Source material →
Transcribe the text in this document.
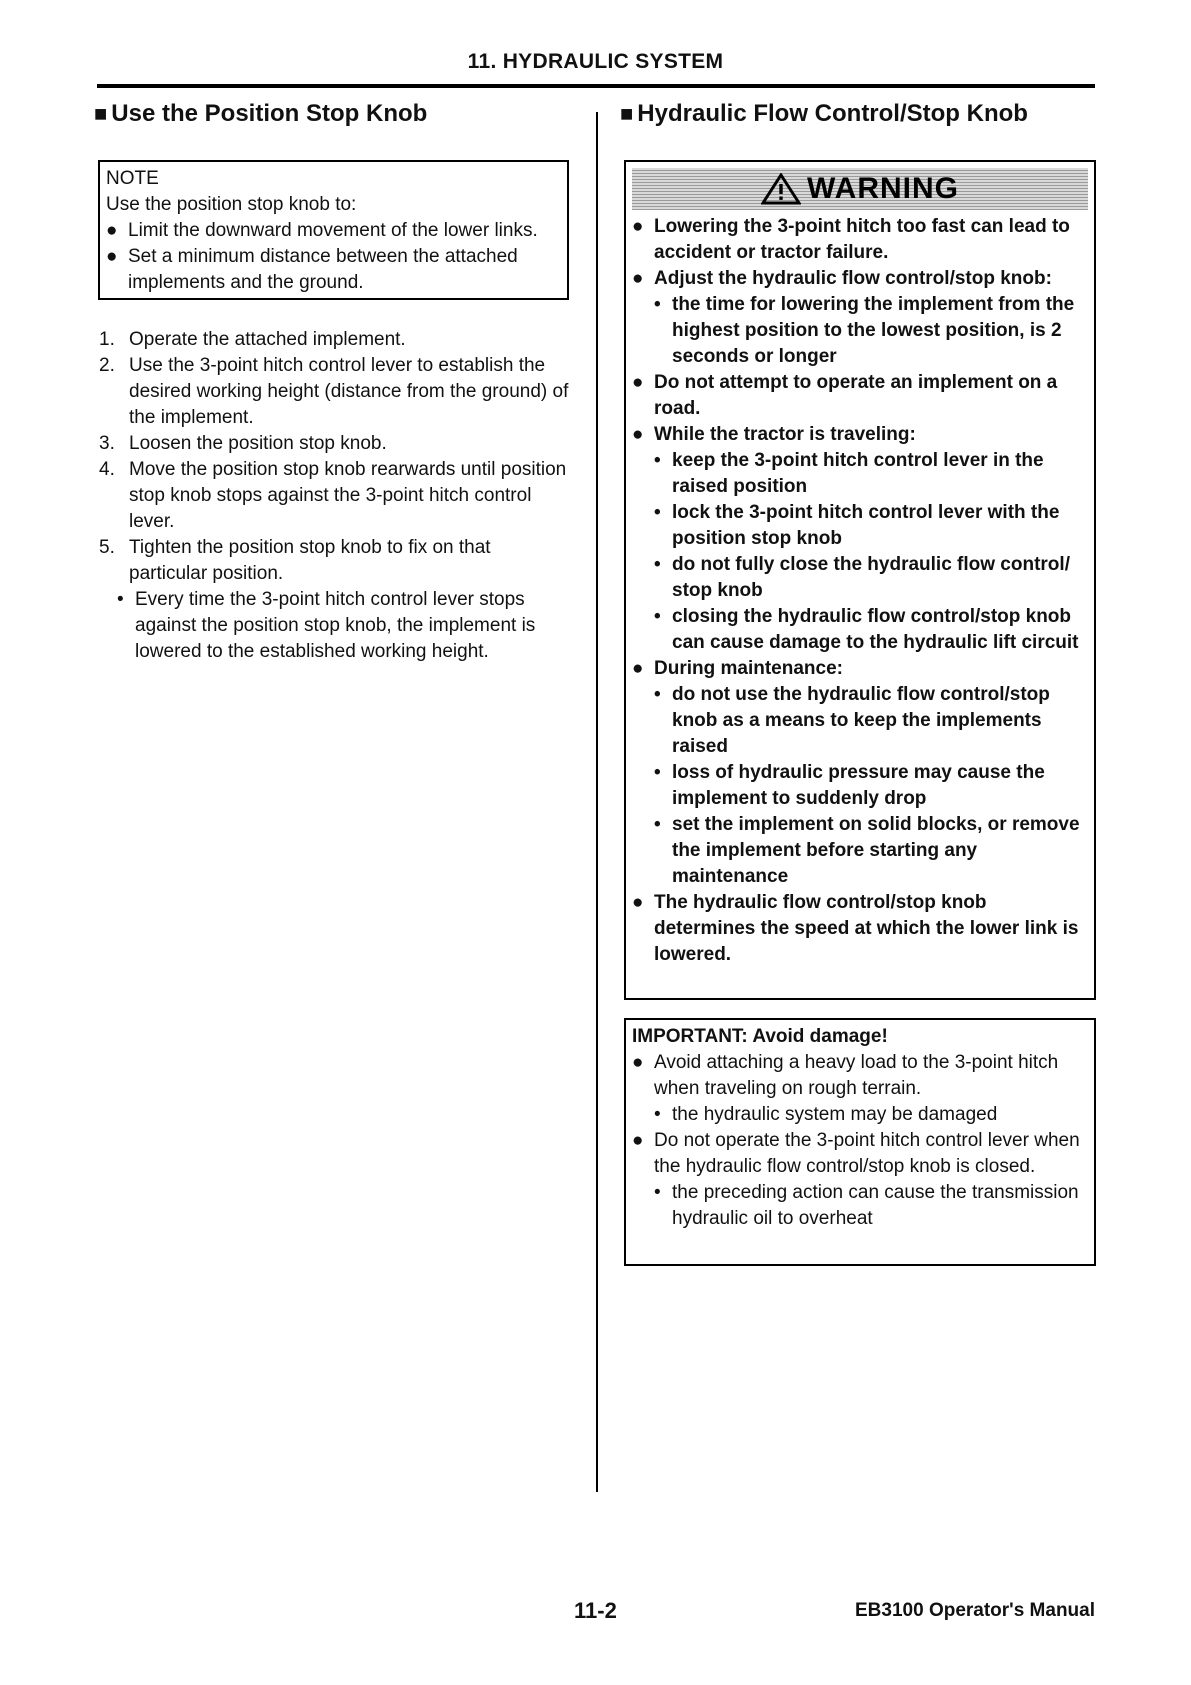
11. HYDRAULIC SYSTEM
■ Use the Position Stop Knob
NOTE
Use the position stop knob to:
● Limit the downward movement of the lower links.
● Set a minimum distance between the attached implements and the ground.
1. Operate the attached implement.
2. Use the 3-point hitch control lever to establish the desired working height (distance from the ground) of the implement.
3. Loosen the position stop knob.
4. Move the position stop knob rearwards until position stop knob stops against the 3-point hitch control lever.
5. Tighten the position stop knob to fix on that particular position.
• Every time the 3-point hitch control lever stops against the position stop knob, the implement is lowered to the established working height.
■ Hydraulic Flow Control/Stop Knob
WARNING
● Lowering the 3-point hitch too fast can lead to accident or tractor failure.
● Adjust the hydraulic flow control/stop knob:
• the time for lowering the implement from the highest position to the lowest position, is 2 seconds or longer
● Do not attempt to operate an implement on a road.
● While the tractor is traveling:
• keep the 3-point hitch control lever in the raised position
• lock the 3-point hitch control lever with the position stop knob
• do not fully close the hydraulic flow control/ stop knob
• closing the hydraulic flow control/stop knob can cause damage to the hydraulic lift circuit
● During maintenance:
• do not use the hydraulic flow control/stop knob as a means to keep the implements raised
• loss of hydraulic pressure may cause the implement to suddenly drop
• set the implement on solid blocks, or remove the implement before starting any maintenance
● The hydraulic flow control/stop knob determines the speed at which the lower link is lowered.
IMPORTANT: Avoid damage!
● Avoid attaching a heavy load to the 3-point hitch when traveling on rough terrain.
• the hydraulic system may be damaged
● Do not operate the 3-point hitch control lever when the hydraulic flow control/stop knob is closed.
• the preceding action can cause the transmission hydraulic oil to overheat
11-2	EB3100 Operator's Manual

Exercise brief → Using the listing above, pull out all lines that hold the word "cause".

In response →
• closing the hydraulic flow control/stop knob can cause damage to the hydraulic lift circuit
• loss of hydraulic pressure may cause the implement to suddenly drop
• the preceding action can cause the transmission hydraulic oil to overheat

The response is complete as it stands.